* START *

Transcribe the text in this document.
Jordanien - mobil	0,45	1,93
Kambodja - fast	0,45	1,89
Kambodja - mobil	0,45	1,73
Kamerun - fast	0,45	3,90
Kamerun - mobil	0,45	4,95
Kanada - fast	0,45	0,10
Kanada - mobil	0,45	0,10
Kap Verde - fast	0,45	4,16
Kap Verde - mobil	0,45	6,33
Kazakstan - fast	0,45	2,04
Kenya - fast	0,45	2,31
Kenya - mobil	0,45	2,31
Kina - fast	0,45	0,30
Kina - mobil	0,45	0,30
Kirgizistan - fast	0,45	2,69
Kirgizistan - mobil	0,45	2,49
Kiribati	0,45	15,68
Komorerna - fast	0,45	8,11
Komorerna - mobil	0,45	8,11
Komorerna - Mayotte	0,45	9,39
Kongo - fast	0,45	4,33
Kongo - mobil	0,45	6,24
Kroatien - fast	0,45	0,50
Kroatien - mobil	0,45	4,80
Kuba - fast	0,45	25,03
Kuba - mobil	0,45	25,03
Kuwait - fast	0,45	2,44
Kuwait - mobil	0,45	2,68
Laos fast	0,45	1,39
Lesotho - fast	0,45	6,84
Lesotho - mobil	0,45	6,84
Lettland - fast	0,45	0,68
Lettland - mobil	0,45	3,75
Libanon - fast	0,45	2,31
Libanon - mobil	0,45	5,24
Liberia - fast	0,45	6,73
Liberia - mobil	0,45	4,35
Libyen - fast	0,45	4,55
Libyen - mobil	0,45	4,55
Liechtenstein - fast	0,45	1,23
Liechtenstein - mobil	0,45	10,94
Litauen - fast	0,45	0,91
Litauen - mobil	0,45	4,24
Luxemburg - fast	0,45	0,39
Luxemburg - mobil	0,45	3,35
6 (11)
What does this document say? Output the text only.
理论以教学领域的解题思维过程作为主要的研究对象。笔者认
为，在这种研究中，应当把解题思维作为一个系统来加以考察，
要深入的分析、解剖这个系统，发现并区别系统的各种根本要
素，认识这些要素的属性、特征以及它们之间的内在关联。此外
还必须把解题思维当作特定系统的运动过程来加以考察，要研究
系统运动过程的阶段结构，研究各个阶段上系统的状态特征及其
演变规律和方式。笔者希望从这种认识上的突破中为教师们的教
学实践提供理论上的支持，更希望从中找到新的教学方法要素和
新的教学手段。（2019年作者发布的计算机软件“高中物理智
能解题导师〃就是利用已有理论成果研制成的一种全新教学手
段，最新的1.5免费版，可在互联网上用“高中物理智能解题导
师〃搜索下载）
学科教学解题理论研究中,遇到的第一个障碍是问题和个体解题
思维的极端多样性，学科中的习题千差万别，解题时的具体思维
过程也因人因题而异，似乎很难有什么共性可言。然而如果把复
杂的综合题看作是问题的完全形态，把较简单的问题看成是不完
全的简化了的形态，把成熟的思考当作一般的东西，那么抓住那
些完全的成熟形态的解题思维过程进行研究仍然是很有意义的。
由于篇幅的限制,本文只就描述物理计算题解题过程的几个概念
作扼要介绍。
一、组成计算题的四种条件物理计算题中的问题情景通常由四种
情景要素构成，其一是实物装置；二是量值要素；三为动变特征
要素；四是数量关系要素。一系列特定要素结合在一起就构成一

* END *

### [EXERCISE TASK]
Search the entries for the word "Libanon" and copy every line that has it.

### [THE RESPONSE]
Libanon - fast	0,45	2,31
Libanon - mobil	0,45	5,24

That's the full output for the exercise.